> EXERCISE GOAL: Where a line contains the word "untuk", copy that line in full.

══ TASK INPUTS ══

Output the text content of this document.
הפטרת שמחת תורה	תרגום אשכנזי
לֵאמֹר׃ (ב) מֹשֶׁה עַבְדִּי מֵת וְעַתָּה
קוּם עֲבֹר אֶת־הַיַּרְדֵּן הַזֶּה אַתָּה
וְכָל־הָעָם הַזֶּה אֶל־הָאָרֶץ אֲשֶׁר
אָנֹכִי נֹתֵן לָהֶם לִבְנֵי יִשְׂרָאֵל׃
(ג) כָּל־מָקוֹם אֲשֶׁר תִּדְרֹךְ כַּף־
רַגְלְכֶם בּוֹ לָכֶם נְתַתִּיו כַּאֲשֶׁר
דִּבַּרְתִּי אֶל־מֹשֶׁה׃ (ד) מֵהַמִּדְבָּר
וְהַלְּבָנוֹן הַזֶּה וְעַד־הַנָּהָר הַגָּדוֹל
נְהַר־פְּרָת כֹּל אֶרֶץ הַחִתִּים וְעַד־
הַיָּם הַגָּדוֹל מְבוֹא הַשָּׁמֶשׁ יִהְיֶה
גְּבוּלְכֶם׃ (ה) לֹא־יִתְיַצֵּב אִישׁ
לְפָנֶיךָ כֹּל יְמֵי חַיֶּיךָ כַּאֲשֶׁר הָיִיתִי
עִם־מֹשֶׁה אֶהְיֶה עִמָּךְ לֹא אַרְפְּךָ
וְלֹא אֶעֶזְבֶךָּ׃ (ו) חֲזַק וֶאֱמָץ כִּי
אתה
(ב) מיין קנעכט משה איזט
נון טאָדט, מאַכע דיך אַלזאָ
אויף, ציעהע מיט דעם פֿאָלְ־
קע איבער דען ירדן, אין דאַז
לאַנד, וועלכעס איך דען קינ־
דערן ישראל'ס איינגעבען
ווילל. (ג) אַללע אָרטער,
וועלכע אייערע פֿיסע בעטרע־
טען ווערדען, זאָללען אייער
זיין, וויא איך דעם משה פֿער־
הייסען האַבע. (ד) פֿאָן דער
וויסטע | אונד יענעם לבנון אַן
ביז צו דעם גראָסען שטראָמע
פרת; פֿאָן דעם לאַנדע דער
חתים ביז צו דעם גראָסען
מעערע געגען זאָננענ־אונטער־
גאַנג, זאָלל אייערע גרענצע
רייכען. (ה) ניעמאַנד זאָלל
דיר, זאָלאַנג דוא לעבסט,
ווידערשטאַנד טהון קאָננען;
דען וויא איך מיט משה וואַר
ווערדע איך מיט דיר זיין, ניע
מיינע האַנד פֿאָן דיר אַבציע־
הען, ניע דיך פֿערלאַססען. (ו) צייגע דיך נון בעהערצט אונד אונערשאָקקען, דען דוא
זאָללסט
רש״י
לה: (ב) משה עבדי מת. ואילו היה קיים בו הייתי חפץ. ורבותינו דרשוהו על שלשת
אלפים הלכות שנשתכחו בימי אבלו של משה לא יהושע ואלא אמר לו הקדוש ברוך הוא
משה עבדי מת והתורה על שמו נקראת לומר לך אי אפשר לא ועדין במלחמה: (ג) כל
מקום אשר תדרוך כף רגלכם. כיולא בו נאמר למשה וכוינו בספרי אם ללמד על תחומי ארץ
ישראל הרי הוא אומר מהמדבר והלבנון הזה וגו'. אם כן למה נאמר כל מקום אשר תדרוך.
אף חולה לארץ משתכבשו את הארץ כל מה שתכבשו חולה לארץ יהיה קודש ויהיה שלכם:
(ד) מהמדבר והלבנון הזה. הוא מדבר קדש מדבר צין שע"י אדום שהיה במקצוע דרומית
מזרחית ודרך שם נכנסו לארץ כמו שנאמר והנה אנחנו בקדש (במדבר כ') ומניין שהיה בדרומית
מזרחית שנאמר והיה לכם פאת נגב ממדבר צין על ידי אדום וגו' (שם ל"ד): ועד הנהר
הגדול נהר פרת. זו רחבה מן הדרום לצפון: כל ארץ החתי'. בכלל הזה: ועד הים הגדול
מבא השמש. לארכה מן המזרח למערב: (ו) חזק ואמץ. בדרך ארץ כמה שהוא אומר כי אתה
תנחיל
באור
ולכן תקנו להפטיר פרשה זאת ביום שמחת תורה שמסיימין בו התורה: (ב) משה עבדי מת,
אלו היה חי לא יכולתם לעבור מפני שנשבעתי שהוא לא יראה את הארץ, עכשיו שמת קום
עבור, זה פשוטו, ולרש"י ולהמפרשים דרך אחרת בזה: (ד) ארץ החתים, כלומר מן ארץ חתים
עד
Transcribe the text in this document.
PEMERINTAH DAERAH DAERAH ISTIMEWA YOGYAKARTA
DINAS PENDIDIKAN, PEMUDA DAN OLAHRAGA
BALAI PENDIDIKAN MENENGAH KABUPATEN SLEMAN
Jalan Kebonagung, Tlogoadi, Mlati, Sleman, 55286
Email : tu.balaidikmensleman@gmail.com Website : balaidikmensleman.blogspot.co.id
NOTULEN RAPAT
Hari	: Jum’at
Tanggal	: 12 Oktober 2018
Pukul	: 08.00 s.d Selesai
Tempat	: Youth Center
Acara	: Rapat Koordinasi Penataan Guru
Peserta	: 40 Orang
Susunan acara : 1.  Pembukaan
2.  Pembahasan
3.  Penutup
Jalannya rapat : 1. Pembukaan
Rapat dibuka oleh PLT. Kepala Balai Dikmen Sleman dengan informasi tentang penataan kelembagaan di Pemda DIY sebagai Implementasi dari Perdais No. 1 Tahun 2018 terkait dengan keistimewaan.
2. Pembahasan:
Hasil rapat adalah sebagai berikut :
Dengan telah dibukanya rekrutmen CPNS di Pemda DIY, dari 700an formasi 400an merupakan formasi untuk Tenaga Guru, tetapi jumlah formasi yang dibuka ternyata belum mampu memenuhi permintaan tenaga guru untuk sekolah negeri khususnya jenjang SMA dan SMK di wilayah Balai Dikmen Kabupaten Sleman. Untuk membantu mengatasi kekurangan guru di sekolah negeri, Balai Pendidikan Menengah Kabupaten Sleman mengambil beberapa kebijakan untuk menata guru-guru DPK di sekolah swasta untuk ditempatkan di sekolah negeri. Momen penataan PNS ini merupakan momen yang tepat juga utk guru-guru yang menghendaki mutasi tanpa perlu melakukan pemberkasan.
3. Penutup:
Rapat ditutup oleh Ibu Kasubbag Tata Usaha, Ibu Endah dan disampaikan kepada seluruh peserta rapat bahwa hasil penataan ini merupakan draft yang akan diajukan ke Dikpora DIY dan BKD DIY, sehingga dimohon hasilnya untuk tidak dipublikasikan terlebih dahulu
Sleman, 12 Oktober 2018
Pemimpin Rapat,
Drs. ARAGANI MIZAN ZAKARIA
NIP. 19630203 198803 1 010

═══

> RESPONSE BELOW:
Dengan telah dibukanya rekrutmen CPNS di Pemda DIY, dari 700an formasi 400an merupakan formasi untuk Tenaga Guru, tetapi jumlah formasi yang dibuka ternyata belum mampu memenuhi permintaan tenaga guru untuk sekolah negeri khususnya jenjang SMA dan SMK di wilayah Balai Dikmen Kabupaten Sleman. Untuk membantu mengatasi kekurangan guru di sekolah negeri, Balai Pendidikan Menengah Kabupaten Sleman mengambil beberapa kebijakan untuk menata guru-guru DPK di sekolah swasta untuk ditempatkan di sekolah negeri. Momen penataan PNS ini merupakan momen yang tepat juga utk guru-guru yang menghendaki mutasi tanpa perlu melakukan pemberkasan.
Rapat ditutup oleh Ibu Kasubbag Tata Usaha, Ibu Endah dan disampaikan kepada seluruh peserta rapat bahwa hasil penataan ini merupakan draft yang akan diajukan ke Dikpora DIY dan BKD DIY, sehingga dimohon hasilnya untuk tidak dipublikasikan terlebih dahulu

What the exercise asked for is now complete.